Problem to work on
Locate the lines where "Pergunta" occurs and copy them as they stand.

— BEGIN Data for processing —

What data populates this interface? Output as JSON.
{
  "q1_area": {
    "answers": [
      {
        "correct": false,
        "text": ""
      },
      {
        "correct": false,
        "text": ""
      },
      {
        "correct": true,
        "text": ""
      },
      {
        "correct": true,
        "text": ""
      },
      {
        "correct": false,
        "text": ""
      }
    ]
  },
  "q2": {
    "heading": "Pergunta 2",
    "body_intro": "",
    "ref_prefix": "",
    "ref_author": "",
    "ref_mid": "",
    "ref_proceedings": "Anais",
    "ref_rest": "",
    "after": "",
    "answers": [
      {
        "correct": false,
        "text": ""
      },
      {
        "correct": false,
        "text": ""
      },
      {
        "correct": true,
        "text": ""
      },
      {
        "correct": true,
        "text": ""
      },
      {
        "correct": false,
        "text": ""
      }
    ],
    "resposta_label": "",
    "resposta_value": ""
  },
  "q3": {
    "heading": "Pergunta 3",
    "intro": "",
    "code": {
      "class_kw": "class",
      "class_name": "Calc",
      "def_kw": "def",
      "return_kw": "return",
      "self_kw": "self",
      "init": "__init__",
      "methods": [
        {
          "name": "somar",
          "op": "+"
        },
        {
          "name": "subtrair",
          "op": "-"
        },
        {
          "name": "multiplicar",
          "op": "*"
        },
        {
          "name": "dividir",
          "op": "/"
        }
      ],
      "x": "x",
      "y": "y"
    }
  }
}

— END Data for processing —

Task answer
    "heading": "Pergunta 2",
    "heading": "Pergunta 3",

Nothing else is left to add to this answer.